◆ EXERCISE TASK
All of the records below should be output exactly.

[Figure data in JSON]
※ ※ ※

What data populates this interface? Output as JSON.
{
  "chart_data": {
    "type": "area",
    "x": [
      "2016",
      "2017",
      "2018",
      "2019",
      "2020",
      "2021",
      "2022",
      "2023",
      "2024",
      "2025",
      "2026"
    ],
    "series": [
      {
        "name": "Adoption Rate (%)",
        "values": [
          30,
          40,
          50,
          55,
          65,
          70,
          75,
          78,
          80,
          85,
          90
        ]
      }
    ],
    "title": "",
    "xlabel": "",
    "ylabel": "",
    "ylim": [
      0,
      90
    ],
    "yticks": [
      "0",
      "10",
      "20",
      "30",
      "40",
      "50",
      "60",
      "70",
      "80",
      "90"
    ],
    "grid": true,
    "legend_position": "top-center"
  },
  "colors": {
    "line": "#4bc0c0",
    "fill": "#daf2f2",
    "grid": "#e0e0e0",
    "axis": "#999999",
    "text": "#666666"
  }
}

※ ※ ※

◆ EXPECTED OUTPUT
What data populates this interface? Output as JSON.
{
  "chart_data": {
    "type": "area",
    "x": [
      "2016",
      "2017",
      "2018",
      "2019",
      "2020",
      "2021",
      "2022",
      "2023",
      "2024",
      "2025",
      "2026"
    ],
    "series": [
      {
        "name": "Adoption Rate (%)",
        "values": [
          30,
          40,
          50,
          55,
          65,
          70,
          75,
          78,
          80,
          85,
          90
        ]
      }
    ],
    "title": "",
    "xlabel": "",
    "ylabel": "",
    "ylim": [
      0,
      90
    ],
    "yticks": [
      "0",
      "10",
      "20",
      "30",
      "40",
      "50",
      "60",
      "70",
      "80",
      "90"
    ],
    "grid": true,
    "legend_position": "top-center"
  },
  "colors": {
    "line": "#4bc0c0",
    "fill": "#daf2f2",
    "grid": "#e0e0e0",
    "axis": "#999999",
    "text": "#666666"
  }
}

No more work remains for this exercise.